Excerpt from a dataset:
----
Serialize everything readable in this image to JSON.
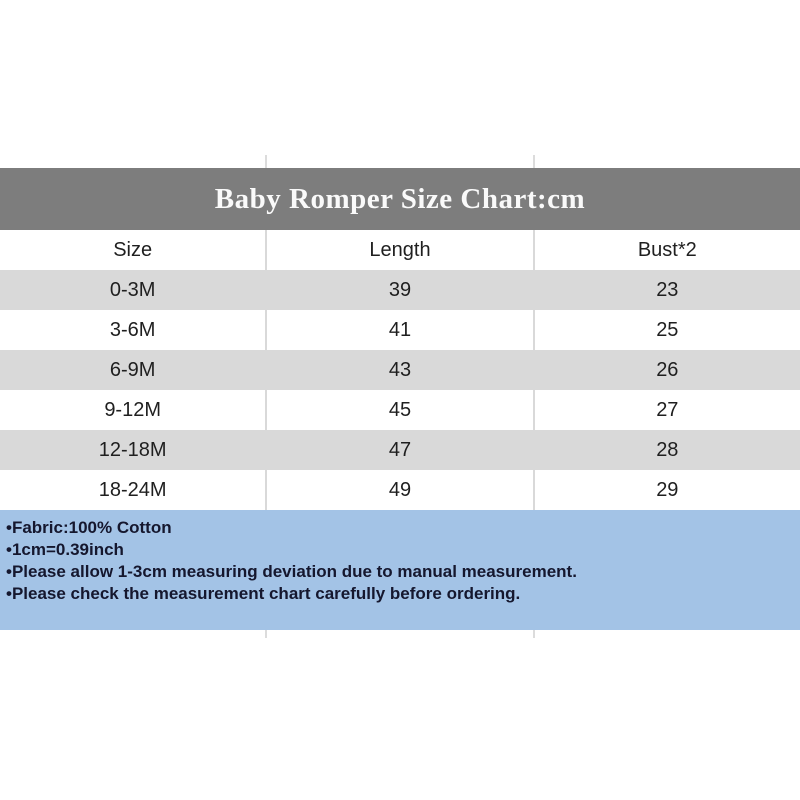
{
  "chart_data": {
    "type": "table",
    "title": "Baby Romper Size Chart:cm",
    "units": "cm",
    "columns": [
      "Size",
      "Length",
      "Bust*2"
    ],
    "rows": [
      [
        "0-3M",
        39,
        23
      ],
      [
        "3-6M",
        41,
        25
      ],
      [
        "6-9M",
        43,
        26
      ],
      [
        "9-12M",
        45,
        27
      ],
      [
        "12-18M",
        47,
        28
      ],
      [
        "18-24M",
        49,
        29
      ]
    ],
    "bullet": "•",
    "notes": [
      "Fabric:100% Cotton",
      "1cm=0.39inch",
      "Please allow 1-3cm measuring deviation due to manual measurement.",
      "Please check the measurement chart carefully before ordering."
    ],
    "colors": {
      "title_bar_bg": "#7d7d7d",
      "title_text": "#fafafa",
      "shaded_row_bg": "#d9d9d9",
      "notes_bg": "#a3c3e6",
      "notes_text": "#15172e",
      "divider": "#d9d9d9"
    }
  }
}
----
- [What to produce]: Quote every record above exactly, leaving out any pictures.

- [Exercise output]:
Serialize everything readable in this image to JSON.
{
  "chart_data": {
    "type": "table",
    "title": "Baby Romper Size Chart:cm",
    "units": "cm",
    "columns": [
      "Size",
      "Length",
      "Bust*2"
    ],
    "rows": [
      [
        "0-3M",
        39,
        23
      ],
      [
        "3-6M",
        41,
        25
      ],
      [
        "6-9M",
        43,
        26
      ],
      [
        "9-12M",
        45,
        27
      ],
      [
        "12-18M",
        47,
        28
      ],
      [
        "18-24M",
        49,
        29
      ]
    ],
    "bullet": "•",
    "notes": [
      "Fabric:100% Cotton",
      "1cm=0.39inch",
      "Please allow 1-3cm measuring deviation due to manual measurement.",
      "Please check the measurement chart carefully before ordering."
    ],
    "colors": {
      "title_bar_bg": "#7d7d7d",
      "title_text": "#fafafa",
      "shaded_row_bg": "#d9d9d9",
      "notes_bg": "#a3c3e6",
      "notes_text": "#15172e",
      "divider": "#d9d9d9"
    }
  }
}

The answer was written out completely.